(GIVEN REQUEST):
Read through the data and report every line in which the word "what" occurs.
===============
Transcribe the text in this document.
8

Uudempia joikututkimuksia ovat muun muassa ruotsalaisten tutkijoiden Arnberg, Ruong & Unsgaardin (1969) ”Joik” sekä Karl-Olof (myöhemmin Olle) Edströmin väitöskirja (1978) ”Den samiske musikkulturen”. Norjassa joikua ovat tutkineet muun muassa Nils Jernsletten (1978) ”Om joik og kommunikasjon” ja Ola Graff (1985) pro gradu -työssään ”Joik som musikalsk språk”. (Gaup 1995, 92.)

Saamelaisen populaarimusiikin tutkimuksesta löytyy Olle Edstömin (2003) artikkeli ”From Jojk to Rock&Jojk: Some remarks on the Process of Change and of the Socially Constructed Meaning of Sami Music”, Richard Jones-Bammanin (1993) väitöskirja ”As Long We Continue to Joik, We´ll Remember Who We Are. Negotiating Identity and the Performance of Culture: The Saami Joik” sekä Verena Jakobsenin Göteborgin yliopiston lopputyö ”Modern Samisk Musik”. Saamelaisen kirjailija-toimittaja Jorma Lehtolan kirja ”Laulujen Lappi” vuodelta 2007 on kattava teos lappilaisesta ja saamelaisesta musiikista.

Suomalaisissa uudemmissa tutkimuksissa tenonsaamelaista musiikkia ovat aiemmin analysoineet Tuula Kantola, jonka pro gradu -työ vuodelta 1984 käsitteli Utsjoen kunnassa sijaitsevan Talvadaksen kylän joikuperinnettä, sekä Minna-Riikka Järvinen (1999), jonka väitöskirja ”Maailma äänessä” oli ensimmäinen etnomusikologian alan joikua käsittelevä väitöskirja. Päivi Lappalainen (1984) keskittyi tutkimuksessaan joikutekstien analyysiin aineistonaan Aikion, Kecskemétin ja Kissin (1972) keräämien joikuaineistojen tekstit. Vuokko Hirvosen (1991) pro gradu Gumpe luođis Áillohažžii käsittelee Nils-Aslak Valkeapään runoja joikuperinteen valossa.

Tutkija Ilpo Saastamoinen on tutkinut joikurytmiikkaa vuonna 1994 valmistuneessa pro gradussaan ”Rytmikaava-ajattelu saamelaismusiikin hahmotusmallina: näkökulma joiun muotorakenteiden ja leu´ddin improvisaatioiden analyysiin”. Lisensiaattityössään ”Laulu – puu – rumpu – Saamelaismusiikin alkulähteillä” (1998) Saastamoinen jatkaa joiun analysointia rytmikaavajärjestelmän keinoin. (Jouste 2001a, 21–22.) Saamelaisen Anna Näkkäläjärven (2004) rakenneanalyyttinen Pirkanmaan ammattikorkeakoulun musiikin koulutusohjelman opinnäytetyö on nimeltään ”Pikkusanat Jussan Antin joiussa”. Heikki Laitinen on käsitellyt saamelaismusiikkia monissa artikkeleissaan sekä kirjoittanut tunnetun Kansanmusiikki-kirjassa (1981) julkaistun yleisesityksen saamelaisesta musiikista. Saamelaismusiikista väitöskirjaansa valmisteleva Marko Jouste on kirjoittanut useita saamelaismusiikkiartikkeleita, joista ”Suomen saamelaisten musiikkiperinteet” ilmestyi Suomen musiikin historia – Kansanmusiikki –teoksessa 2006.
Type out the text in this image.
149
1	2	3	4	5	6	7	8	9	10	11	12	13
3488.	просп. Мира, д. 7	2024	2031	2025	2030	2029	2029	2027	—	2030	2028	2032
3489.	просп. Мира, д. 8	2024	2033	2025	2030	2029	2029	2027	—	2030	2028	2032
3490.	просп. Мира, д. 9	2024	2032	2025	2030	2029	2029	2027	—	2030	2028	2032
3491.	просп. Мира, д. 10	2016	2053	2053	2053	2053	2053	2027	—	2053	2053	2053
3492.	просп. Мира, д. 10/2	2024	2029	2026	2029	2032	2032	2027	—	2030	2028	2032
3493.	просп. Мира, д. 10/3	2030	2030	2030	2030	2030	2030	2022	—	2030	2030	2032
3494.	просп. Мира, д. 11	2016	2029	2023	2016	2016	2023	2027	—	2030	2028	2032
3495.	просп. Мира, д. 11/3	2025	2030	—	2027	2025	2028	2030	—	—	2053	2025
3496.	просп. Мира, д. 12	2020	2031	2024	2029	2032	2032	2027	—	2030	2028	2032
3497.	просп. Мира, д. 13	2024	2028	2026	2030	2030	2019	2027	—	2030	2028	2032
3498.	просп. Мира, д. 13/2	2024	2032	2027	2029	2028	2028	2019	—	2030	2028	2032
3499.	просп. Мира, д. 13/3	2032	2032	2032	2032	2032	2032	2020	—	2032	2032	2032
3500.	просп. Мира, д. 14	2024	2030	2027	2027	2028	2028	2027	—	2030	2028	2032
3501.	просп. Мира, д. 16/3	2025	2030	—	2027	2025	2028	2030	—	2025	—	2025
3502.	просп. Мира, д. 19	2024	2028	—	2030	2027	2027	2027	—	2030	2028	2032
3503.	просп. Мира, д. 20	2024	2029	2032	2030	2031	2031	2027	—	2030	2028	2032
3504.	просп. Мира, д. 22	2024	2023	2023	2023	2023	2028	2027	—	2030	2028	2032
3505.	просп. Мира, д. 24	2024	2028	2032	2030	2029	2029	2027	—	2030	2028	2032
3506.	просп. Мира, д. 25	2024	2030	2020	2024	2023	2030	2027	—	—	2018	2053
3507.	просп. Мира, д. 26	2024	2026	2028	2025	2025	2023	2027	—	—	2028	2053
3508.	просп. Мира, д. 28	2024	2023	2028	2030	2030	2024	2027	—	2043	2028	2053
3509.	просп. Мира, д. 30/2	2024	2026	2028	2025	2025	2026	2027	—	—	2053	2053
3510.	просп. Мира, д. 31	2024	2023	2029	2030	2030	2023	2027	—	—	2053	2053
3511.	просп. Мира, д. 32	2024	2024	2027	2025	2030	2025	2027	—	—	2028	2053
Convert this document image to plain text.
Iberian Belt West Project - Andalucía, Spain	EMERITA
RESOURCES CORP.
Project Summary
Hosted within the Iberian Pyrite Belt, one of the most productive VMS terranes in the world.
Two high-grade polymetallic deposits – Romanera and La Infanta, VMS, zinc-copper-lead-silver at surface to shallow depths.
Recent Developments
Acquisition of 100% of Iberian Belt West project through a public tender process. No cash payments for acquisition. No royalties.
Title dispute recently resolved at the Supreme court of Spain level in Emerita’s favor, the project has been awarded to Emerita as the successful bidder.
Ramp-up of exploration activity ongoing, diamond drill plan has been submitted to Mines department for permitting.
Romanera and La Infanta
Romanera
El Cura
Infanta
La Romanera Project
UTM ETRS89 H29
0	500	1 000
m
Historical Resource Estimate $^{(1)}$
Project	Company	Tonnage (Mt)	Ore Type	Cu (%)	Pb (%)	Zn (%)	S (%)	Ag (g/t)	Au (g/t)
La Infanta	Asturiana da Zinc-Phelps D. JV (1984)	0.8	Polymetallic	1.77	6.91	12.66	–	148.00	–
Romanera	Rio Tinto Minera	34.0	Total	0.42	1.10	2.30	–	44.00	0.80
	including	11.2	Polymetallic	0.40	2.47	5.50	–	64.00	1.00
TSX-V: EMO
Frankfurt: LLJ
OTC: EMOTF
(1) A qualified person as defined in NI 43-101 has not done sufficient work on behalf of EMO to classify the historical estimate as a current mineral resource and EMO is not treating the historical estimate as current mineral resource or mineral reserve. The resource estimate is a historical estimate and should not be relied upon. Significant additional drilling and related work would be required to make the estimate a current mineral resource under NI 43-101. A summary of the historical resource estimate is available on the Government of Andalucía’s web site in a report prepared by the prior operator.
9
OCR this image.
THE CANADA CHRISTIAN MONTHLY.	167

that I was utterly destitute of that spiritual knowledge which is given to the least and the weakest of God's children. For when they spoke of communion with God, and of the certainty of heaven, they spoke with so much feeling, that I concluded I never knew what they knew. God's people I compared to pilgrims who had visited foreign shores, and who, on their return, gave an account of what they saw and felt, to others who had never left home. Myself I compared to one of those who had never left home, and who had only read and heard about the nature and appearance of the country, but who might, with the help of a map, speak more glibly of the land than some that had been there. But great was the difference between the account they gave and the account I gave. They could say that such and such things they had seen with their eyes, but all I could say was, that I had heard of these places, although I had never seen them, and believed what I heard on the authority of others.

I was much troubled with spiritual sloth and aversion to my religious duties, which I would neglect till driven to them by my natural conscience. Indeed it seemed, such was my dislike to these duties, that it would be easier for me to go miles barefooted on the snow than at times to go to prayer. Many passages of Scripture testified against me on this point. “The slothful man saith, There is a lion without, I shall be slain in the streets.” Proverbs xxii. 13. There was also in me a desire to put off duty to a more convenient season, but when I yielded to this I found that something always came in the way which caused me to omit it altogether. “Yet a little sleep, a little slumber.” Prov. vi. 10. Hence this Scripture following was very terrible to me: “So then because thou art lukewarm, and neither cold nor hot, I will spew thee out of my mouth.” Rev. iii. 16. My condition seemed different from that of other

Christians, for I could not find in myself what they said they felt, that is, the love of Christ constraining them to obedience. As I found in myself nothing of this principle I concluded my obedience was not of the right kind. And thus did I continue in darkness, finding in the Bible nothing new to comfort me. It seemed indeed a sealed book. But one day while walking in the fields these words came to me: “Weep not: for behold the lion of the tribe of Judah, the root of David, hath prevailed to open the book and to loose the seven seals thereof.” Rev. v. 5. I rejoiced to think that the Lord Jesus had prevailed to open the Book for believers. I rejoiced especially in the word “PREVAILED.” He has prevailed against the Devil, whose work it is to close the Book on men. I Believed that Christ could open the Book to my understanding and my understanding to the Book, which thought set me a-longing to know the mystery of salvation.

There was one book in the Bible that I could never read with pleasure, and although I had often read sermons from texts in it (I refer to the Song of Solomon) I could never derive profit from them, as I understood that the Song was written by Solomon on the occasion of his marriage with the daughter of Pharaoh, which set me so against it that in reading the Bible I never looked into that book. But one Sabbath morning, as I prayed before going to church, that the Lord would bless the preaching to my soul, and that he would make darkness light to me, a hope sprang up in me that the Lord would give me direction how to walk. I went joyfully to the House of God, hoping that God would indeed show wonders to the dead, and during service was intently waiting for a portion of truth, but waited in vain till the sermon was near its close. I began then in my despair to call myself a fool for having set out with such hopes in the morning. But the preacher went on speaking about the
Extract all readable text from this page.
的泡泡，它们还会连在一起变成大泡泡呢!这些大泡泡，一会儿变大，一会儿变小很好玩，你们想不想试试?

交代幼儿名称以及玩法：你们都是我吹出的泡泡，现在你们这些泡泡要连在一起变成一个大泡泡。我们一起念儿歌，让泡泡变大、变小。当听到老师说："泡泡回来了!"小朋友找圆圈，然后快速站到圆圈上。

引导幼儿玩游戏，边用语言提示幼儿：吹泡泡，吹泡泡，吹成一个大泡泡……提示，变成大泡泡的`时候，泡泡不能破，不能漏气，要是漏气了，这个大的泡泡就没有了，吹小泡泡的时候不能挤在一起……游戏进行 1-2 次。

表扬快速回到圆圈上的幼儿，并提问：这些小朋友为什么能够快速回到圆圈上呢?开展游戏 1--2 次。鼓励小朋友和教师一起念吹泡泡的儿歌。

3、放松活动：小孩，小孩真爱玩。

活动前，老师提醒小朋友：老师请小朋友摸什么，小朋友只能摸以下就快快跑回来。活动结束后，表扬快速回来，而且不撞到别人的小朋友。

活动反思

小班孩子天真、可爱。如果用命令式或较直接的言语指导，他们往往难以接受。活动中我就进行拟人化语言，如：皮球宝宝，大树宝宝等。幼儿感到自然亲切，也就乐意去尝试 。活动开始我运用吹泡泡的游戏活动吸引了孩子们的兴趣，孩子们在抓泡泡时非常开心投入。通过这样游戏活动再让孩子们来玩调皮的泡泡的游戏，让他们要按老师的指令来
===============
(THE ANSWER):
that I was utterly destitute of that spiritual knowledge which is given to the least and the weakest of God's children. For when they spoke of communion with God, and of the certainty of heaven, they spoke with so much feeling, that I concluded I never knew what they knew. God's people I compared to pilgrims who had visited foreign shores, and who, on their return, gave an account of what they saw and felt, to others who had never left home. Myself I compared to one of those who had never left home, and who had only read and heard about the nature and appearance of the country, but who might, with the help of a map, speak more glibly of the land than some that had been there. But great was the difference between the account they gave and the account I gave. They could say that such and such things they had seen with their eyes, but all I could say was, that I had heard of these places, although I had never seen them, and believed what I heard on the authority of others.
Christians, for I could not find in myself what they said they felt, that is, the love of Christ constraining them to obedience. As I found in myself nothing of this principle I concluded my obedience was not of the right kind. And thus did I continue in darkness, finding in the Bible nothing new to comfort me. It seemed indeed a sealed book. But one day while walking in the fields these words came to me: “Weep not: for behold the lion of the tribe of Judah, the root of David, hath prevailed to open the book and to loose the seven seals thereof.” Rev. v. 5. I rejoiced to think that the Lord Jesus had prevailed to open the Book for believers. I rejoiced especially in the word “PREVAILED.” He has prevailed against the Devil, whose work it is to close the Book on men. I Believed that Christ could open the Book to my understanding and my understanding to the Book, which thought set me a-longing to know the mystery of salvation.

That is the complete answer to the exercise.